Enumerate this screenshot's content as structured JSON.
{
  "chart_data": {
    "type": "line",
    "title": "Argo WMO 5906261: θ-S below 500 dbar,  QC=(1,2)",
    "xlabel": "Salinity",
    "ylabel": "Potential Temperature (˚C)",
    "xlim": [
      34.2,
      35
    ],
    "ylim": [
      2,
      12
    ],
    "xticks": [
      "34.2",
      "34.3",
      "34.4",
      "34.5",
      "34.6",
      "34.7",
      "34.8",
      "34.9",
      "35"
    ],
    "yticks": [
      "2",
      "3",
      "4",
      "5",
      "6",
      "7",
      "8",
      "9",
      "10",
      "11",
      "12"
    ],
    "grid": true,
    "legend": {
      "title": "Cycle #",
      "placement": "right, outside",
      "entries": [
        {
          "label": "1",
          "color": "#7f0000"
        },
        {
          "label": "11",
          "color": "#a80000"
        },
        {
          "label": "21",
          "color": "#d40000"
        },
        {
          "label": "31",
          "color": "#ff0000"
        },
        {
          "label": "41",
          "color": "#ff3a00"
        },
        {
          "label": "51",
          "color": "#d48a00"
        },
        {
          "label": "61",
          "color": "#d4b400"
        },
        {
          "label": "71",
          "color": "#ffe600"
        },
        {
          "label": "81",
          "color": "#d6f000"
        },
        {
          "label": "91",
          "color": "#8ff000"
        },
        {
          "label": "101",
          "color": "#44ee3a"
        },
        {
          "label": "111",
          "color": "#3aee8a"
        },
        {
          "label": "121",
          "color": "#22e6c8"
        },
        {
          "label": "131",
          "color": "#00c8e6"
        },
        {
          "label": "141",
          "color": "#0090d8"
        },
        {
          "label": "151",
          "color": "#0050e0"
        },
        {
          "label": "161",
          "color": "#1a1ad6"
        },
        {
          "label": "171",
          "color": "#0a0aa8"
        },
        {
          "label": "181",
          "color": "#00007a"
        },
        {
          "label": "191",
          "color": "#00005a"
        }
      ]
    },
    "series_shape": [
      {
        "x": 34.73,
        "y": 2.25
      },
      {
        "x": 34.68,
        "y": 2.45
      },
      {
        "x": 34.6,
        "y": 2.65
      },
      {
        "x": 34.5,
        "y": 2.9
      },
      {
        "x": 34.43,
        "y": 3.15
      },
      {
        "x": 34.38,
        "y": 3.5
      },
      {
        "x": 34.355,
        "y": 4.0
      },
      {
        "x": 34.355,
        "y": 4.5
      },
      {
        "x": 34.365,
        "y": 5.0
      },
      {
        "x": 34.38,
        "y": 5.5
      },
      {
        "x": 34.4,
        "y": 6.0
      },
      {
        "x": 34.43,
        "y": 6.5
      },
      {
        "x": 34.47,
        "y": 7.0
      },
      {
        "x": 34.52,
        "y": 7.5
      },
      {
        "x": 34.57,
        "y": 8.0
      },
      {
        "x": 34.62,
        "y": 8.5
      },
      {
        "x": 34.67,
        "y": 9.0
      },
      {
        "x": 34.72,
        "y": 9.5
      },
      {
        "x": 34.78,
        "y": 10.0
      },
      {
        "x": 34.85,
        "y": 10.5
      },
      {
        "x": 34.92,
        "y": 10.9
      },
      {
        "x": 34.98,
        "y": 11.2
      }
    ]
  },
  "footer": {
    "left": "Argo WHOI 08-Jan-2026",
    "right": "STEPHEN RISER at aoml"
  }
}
========
WHAT YOU SHOULD DO:
All records above must be set down exactly, please.

SOLUTION FOR THIS TASK:
Enumerate this screenshot's content as structured JSON.
{
  "chart_data": {
    "type": "line",
    "title": "Argo WMO 5906261: θ-S below 500 dbar,  QC=(1,2)",
    "xlabel": "Salinity",
    "ylabel": "Potential Temperature (˚C)",
    "xlim": [
      34.2,
      35
    ],
    "ylim": [
      2,
      12
    ],
    "xticks": [
      "34.2",
      "34.3",
      "34.4",
      "34.5",
      "34.6",
      "34.7",
      "34.8",
      "34.9",
      "35"
    ],
    "yticks": [
      "2",
      "3",
      "4",
      "5",
      "6",
      "7",
      "8",
      "9",
      "10",
      "11",
      "12"
    ],
    "grid": true,
    "legend": {
      "title": "Cycle #",
      "placement": "right, outside",
      "entries": [
        {
          "label": "1",
          "color": "#7f0000"
        },
        {
          "label": "11",
          "color": "#a80000"
        },
        {
          "label": "21",
          "color": "#d40000"
        },
        {
          "label": "31",
          "color": "#ff0000"
        },
        {
          "label": "41",
          "color": "#ff3a00"
        },
        {
          "label": "51",
          "color": "#d48a00"
        },
        {
          "label": "61",
          "color": "#d4b400"
        },
        {
          "label": "71",
          "color": "#ffe600"
        },
        {
          "label": "81",
          "color": "#d6f000"
        },
        {
          "label": "91",
          "color": "#8ff000"
        },
        {
          "label": "101",
          "color": "#44ee3a"
        },
        {
          "label": "111",
          "color": "#3aee8a"
        },
        {
          "label": "121",
          "color": "#22e6c8"
        },
        {
          "label": "131",
          "color": "#00c8e6"
        },
        {
          "label": "141",
          "color": "#0090d8"
        },
        {
          "label": "151",
          "color": "#0050e0"
        },
        {
          "label": "161",
          "color": "#1a1ad6"
        },
        {
          "label": "171",
          "color": "#0a0aa8"
        },
        {
          "label": "181",
          "color": "#00007a"
        },
        {
          "label": "191",
          "color": "#00005a"
        }
      ]
    },
    "series_shape": [
      {
        "x": 34.73,
        "y": 2.25
      },
      {
        "x": 34.68,
        "y": 2.45
      },
      {
        "x": 34.6,
        "y": 2.65
      },
      {
        "x": 34.5,
        "y": 2.9
      },
      {
        "x": 34.43,
        "y": 3.15
      },
      {
        "x": 34.38,
        "y": 3.5
      },
      {
        "x": 34.355,
        "y": 4.0
      },
      {
        "x": 34.355,
        "y": 4.5
      },
      {
        "x": 34.365,
        "y": 5.0
      },
      {
        "x": 34.38,
        "y": 5.5
      },
      {
        "x": 34.4,
        "y": 6.0
      },
      {
        "x": 34.43,
        "y": 6.5
      },
      {
        "x": 34.47,
        "y": 7.0
      },
      {
        "x": 34.52,
        "y": 7.5
      },
      {
        "x": 34.57,
        "y": 8.0
      },
      {
        "x": 34.62,
        "y": 8.5
      },
      {
        "x": 34.67,
        "y": 9.0
      },
      {
        "x": 34.72,
        "y": 9.5
      },
      {
        "x": 34.78,
        "y": 10.0
      },
      {
        "x": 34.85,
        "y": 10.5
      },
      {
        "x": 34.92,
        "y": 10.9
      },
      {
        "x": 34.98,
        "y": 11.2
      }
    ]
  },
  "footer": {
    "left": "Argo WHOI 08-Jan-2026",
    "right": "STEPHEN RISER at aoml"
  }
}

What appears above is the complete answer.